Dataset items
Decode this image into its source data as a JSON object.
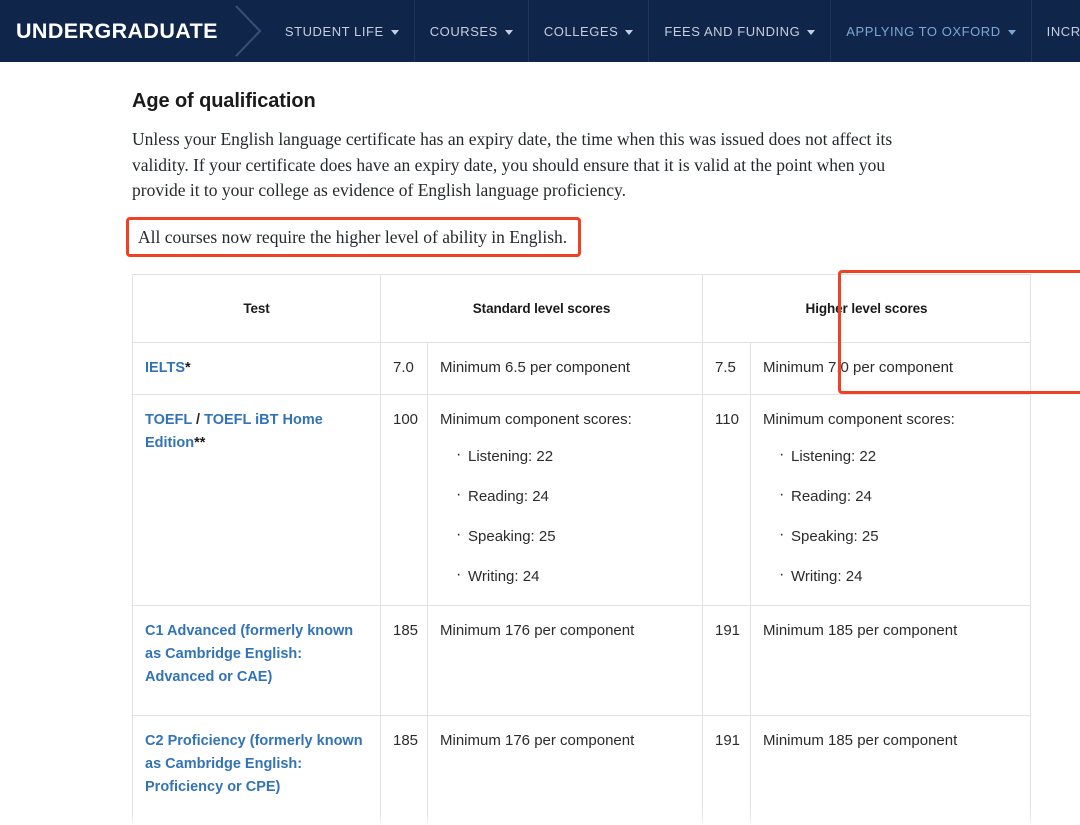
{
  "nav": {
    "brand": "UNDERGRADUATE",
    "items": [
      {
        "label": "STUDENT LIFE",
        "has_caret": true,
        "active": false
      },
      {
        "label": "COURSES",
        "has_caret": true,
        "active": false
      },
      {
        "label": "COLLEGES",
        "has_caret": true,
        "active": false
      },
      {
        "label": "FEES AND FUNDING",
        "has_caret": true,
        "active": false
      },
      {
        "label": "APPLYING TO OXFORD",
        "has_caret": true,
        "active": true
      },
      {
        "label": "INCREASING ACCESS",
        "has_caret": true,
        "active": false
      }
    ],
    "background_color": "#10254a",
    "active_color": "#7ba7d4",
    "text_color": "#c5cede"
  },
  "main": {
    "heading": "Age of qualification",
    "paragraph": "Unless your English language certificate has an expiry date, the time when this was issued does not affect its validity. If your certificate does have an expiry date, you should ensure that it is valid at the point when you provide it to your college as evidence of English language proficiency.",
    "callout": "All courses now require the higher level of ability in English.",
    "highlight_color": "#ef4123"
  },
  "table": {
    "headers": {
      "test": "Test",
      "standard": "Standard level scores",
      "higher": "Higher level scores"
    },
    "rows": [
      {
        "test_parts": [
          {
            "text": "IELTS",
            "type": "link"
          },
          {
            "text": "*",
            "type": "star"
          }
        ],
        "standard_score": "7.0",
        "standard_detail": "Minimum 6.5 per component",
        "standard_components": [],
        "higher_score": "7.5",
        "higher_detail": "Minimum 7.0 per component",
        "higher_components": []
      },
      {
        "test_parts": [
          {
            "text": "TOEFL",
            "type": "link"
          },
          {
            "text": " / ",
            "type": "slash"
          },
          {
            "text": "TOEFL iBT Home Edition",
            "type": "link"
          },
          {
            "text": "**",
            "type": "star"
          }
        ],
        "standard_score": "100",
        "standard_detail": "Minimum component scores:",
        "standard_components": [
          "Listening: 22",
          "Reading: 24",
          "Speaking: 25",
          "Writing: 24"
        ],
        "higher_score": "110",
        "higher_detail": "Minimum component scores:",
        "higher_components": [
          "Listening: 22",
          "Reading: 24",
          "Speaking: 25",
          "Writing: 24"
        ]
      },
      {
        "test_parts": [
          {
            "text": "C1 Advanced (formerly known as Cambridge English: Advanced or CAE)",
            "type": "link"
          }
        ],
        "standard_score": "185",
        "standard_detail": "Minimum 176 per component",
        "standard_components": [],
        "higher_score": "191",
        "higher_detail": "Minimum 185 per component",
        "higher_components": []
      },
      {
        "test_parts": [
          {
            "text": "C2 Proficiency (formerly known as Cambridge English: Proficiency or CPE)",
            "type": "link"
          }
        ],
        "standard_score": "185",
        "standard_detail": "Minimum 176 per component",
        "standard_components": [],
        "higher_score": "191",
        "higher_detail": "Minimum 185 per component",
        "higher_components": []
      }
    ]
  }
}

* * *

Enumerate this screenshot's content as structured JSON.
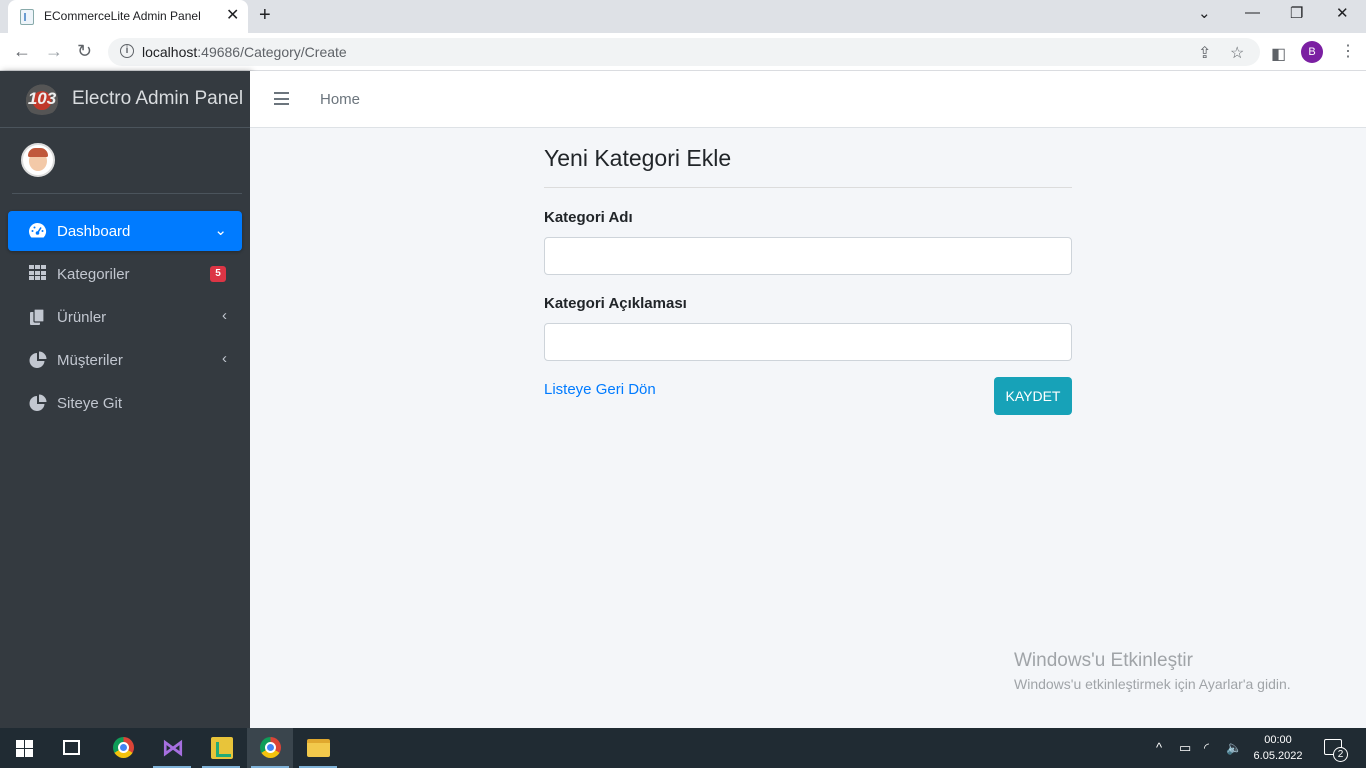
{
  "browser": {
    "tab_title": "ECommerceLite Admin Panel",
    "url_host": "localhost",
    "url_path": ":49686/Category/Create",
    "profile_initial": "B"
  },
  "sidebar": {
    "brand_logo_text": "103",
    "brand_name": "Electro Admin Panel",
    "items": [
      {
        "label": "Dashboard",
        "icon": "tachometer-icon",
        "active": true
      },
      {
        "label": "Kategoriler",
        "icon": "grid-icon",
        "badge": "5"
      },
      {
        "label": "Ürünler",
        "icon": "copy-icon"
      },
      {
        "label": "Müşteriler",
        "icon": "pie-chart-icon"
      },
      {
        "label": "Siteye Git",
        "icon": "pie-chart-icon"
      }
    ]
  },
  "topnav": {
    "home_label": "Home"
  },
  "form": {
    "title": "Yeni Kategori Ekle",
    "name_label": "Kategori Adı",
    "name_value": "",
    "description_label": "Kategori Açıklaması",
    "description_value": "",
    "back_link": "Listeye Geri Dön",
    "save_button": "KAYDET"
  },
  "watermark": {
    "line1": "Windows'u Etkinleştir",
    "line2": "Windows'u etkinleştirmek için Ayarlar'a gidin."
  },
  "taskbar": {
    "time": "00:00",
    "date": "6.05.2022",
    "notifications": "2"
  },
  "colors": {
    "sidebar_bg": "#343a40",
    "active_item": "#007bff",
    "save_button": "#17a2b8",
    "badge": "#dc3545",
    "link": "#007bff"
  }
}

...

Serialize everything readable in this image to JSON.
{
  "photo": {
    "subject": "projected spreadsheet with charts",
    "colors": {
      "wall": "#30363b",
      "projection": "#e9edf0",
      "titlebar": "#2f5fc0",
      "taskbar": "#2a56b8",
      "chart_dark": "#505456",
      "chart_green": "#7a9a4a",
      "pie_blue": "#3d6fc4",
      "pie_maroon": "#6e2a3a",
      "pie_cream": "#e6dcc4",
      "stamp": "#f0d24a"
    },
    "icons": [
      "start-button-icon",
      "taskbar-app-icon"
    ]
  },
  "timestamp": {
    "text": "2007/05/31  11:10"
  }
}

Directions
Look above for lines with the word "known" and copy them all.

Finished exercise
            "text": "C1 Advanced (formerly known as Cambridge English: Advanced or CAE)",
            "text": "C2 Proficiency (formerly known as Cambridge English: Proficiency or CPE)",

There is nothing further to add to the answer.